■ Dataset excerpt
__________
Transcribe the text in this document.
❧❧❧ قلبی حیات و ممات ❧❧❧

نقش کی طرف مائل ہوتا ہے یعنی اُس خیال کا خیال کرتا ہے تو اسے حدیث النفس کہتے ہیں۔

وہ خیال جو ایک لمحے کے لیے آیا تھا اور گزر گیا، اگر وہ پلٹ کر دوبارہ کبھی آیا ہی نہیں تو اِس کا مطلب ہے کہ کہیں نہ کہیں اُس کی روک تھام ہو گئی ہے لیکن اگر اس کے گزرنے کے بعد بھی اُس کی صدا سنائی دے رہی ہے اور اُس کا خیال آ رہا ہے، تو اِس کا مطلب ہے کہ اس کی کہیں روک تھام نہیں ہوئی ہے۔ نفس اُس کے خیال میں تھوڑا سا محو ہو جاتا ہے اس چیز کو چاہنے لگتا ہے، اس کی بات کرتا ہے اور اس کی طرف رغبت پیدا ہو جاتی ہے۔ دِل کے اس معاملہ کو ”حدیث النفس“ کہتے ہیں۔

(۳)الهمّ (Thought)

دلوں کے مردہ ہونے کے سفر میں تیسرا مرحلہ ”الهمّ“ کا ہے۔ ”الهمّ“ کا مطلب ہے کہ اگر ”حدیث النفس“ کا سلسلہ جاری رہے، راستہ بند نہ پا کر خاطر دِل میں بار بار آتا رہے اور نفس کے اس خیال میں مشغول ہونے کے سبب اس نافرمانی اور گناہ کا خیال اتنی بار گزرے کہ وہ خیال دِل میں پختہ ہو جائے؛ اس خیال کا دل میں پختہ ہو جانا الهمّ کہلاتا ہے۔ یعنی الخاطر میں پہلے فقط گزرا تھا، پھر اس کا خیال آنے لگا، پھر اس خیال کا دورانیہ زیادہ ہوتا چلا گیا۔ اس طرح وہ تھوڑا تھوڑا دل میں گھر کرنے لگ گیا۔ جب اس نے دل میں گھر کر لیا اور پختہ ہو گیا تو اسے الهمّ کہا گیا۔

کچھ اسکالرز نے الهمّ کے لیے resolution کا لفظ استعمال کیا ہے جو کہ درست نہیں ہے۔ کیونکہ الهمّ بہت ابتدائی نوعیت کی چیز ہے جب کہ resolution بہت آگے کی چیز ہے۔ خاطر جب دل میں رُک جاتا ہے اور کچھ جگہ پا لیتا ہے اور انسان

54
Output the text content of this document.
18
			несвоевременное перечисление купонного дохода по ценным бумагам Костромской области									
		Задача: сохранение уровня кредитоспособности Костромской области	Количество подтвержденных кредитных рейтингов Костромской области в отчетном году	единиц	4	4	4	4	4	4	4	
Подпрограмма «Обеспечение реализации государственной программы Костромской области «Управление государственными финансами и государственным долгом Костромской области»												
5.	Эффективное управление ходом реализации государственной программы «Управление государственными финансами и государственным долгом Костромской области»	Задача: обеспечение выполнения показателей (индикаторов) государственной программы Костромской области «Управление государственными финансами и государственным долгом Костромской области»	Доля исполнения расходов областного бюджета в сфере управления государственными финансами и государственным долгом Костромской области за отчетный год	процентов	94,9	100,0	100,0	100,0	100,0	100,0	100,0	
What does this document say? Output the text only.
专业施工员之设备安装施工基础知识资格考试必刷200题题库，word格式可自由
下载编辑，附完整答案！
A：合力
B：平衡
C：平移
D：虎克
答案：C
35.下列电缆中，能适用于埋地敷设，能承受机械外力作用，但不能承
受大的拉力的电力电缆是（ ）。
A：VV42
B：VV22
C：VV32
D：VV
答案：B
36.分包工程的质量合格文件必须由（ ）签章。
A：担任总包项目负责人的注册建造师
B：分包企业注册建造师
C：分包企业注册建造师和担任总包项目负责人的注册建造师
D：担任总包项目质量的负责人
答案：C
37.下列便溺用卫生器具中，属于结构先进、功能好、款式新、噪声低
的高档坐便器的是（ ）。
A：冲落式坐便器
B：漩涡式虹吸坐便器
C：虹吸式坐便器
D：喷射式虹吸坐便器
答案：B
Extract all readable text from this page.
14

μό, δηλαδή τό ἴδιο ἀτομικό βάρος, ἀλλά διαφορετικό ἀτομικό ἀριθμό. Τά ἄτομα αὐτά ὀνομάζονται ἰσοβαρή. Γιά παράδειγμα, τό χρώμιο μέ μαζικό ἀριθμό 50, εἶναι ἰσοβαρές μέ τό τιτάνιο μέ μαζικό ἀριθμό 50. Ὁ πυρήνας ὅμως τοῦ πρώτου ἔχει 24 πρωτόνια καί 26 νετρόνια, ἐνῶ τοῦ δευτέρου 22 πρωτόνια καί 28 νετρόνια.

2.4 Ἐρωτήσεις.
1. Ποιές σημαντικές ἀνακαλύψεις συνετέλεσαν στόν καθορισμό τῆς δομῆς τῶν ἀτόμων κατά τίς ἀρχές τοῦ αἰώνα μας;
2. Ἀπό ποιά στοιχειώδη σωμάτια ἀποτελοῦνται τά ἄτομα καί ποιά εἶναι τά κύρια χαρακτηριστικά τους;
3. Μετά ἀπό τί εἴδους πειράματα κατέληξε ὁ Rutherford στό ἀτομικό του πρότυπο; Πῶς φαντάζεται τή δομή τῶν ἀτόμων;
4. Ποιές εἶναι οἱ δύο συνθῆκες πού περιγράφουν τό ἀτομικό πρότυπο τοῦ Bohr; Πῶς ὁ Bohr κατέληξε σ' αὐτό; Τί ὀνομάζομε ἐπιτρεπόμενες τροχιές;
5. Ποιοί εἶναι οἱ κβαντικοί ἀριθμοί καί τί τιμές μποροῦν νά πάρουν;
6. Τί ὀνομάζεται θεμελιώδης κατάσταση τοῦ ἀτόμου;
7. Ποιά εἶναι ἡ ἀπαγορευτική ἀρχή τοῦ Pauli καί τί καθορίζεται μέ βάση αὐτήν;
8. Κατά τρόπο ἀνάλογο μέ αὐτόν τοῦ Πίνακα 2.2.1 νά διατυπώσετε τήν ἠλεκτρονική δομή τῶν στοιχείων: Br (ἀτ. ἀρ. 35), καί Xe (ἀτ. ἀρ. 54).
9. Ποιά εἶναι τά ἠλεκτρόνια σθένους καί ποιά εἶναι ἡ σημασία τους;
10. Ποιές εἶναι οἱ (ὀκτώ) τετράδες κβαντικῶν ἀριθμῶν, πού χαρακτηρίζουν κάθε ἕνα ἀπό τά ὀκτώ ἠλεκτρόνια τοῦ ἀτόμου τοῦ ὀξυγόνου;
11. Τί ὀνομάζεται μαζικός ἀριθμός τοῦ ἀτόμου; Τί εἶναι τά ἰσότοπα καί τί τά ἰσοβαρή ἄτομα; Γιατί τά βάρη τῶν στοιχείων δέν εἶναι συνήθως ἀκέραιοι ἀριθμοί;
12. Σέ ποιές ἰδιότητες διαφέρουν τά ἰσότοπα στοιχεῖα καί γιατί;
__________
■ SET PROBLEM
Reproduce each line from the records that contains the word "государственной".

■ EXERCISE OUTPUT
Подпрограмма «Обеспечение реализации государственной программы Костромской области «Управление государственными финансами и государственным долгом Костромской области»												
5.	Эффективное управление ходом реализации государственной программы «Управление государственными финансами и государственным долгом Костромской области»	Задача: обеспечение выполнения показателей (индикаторов) государственной программы Костромской области «Управление государственными финансами и государственным долгом Костромской области»	Доля исполнения расходов областного бюджета в сфере управления государственными финансами и государственным долгом Костромской области за отчетный год	процентов	94,9	100,0	100,0	100,0	100,0	100,0	100,0	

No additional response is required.